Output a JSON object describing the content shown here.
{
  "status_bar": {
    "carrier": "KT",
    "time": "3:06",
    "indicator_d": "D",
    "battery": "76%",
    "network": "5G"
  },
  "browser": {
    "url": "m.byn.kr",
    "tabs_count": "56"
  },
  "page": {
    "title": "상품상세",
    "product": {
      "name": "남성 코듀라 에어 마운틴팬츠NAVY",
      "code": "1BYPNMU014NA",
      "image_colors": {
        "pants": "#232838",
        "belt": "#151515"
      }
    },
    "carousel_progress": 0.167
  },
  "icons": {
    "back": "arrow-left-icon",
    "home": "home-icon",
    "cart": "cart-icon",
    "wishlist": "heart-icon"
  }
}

- - -

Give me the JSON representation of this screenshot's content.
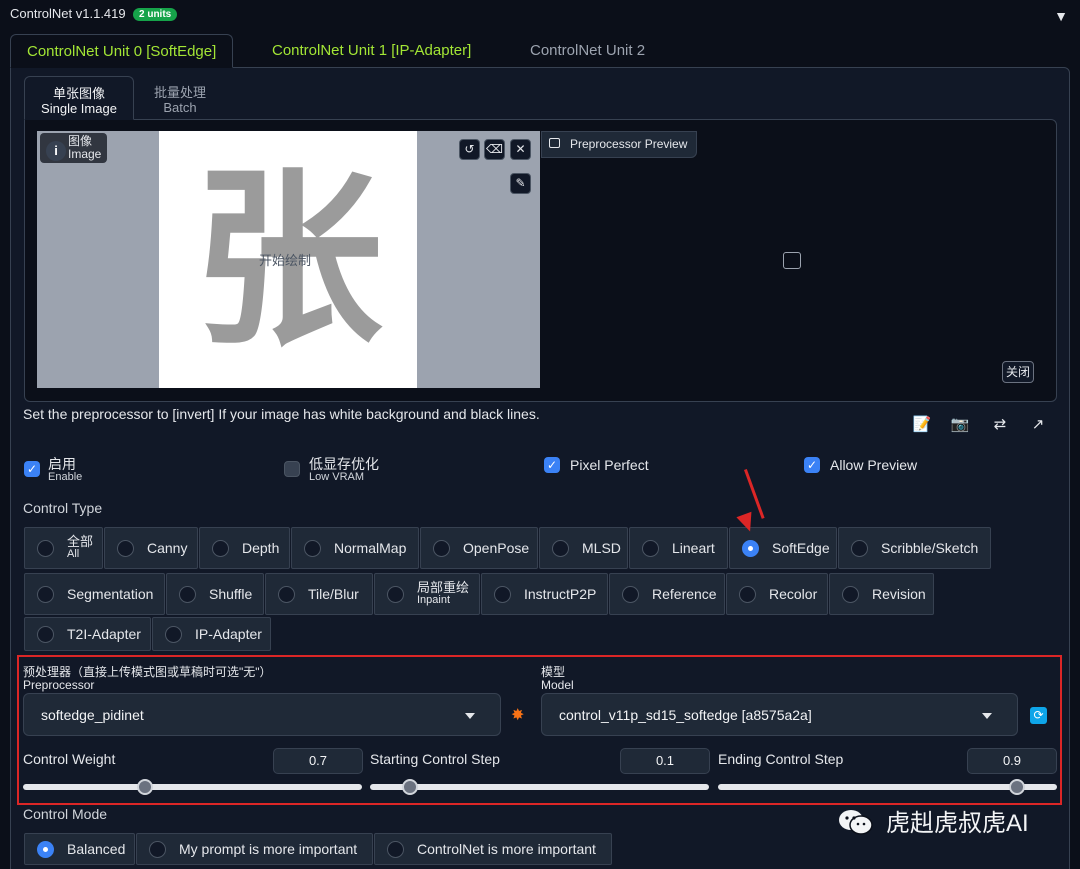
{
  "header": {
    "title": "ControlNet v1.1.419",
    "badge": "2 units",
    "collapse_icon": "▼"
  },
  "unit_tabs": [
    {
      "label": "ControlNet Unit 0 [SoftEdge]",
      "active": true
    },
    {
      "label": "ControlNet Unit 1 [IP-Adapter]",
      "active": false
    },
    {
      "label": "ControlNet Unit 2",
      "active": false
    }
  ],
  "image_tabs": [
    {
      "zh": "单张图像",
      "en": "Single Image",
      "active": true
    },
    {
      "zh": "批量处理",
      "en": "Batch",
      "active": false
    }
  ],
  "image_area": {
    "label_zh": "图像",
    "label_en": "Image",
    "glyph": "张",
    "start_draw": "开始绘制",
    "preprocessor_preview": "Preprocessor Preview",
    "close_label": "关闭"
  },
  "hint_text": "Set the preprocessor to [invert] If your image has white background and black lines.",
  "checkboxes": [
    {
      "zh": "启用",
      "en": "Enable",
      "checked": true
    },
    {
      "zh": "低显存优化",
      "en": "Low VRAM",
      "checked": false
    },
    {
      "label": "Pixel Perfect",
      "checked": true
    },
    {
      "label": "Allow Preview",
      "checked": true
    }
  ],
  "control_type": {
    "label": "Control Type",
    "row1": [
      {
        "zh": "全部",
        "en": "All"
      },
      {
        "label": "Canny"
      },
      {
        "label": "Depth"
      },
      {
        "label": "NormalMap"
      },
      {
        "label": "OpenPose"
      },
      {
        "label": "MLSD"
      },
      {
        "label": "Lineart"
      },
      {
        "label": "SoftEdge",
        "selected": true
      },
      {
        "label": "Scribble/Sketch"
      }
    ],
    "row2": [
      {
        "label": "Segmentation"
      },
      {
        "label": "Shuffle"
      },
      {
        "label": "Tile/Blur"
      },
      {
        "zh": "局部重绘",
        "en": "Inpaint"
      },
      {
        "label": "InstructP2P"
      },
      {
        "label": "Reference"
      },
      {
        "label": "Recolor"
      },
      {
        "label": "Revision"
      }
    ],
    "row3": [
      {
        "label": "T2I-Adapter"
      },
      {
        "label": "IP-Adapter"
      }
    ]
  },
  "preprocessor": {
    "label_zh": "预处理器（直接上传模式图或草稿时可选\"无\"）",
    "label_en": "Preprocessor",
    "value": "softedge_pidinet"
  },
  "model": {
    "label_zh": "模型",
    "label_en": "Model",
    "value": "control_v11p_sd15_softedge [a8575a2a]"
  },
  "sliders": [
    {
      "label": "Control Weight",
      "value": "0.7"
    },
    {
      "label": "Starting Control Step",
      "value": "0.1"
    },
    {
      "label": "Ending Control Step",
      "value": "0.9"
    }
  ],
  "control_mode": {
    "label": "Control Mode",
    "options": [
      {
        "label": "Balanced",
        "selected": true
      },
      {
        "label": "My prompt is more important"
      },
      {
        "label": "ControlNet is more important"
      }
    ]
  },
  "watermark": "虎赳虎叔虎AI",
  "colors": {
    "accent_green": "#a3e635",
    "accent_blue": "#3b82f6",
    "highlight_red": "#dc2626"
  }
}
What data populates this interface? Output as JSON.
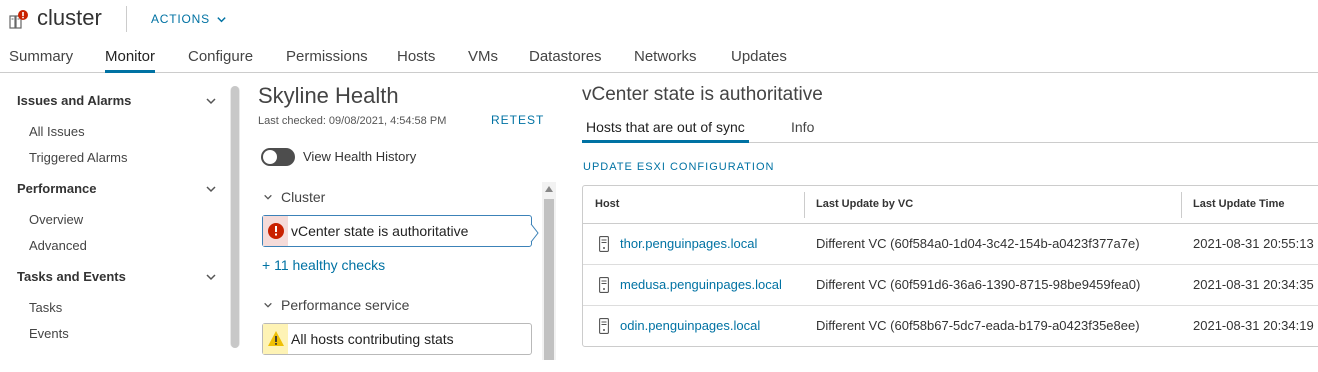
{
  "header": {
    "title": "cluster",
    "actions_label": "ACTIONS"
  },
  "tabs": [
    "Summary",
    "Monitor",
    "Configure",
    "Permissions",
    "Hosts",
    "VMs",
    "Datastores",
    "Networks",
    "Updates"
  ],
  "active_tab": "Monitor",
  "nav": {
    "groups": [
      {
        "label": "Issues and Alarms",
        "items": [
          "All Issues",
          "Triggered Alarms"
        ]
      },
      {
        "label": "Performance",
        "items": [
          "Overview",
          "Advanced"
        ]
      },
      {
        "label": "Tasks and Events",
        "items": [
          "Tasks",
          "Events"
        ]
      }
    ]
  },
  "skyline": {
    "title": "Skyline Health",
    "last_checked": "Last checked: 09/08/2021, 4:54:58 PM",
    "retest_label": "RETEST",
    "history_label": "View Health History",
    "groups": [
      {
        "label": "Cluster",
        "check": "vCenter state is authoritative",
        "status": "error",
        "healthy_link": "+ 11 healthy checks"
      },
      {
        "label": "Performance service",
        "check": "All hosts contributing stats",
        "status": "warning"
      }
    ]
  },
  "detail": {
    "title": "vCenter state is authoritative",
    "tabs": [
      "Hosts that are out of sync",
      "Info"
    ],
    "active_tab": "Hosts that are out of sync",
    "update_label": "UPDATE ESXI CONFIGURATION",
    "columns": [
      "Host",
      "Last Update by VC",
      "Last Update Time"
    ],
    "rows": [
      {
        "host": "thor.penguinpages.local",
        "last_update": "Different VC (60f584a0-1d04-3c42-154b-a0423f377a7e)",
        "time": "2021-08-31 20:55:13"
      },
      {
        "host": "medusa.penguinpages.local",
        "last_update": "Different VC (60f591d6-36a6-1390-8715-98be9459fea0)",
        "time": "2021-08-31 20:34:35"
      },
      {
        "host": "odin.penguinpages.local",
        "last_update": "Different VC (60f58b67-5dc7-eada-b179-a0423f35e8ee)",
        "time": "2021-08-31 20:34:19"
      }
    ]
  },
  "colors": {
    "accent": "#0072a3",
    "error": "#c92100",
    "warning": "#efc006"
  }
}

- - -

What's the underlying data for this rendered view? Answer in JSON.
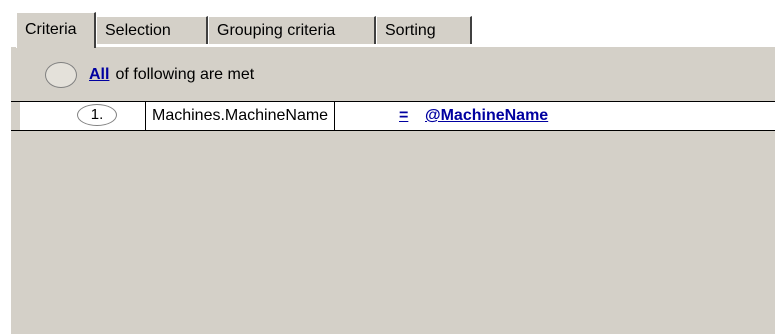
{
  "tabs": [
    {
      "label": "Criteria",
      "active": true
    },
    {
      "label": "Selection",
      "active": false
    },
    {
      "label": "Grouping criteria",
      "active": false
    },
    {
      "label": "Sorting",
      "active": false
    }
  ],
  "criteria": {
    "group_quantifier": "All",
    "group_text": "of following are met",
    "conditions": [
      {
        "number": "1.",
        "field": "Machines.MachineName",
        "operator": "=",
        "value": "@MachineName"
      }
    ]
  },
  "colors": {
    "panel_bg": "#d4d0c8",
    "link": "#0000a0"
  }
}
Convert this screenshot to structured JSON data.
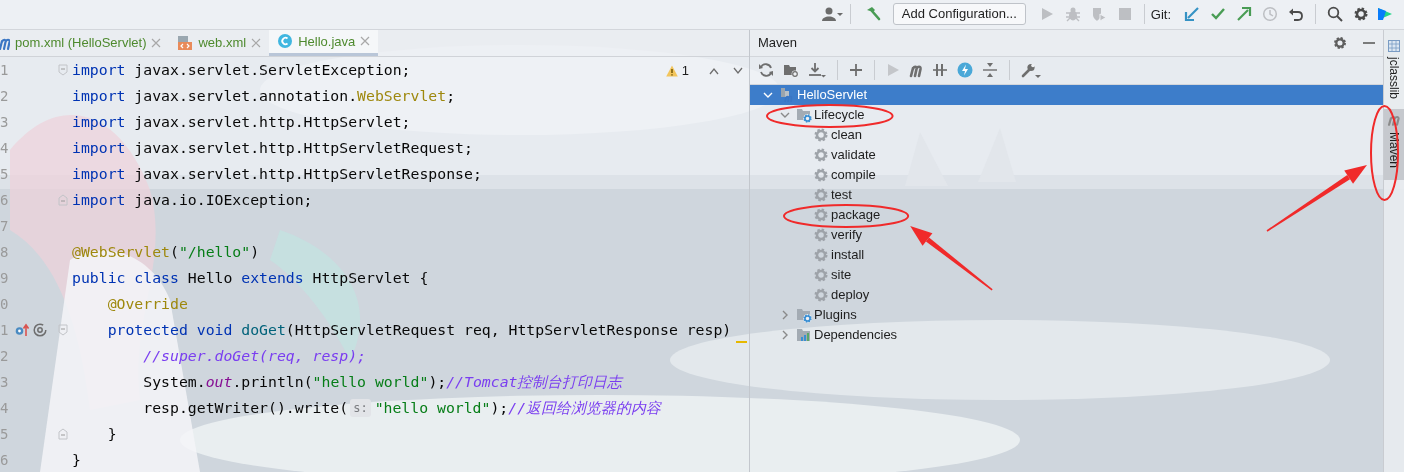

- - -

Given problem
Leave out the pictures, and copy only the lines from the one holding "What's the underlying" through the one holding "Convert this screenshot", exactly as written.

Result
What's the underlying data for this rendered view? Answer in JSON.
{
  "tabs": [
    {
      "label": "Criteria",
      "active": true
    },
    {
      "label": "Selection",
      "active": false
    },
    {
      "label": "Grouping criteria",
      "active": false
    },
    {
      "label": "Sorting",
      "active": false
    }
  ],
  "criteria": {
    "group_quantifier": "All",
    "group_text": "of following are met",
    "conditions": [
      {
        "number": "1.",
        "field": "Machines.MachineName",
        "operator": "=",
        "value": "@MachineName"
      }
    ]
  },
  "colors": {
    "panel_bg": "#d4d0c8",
    "link": "#0000a0"
  }
}
Convert this screenshot to structured JSON data.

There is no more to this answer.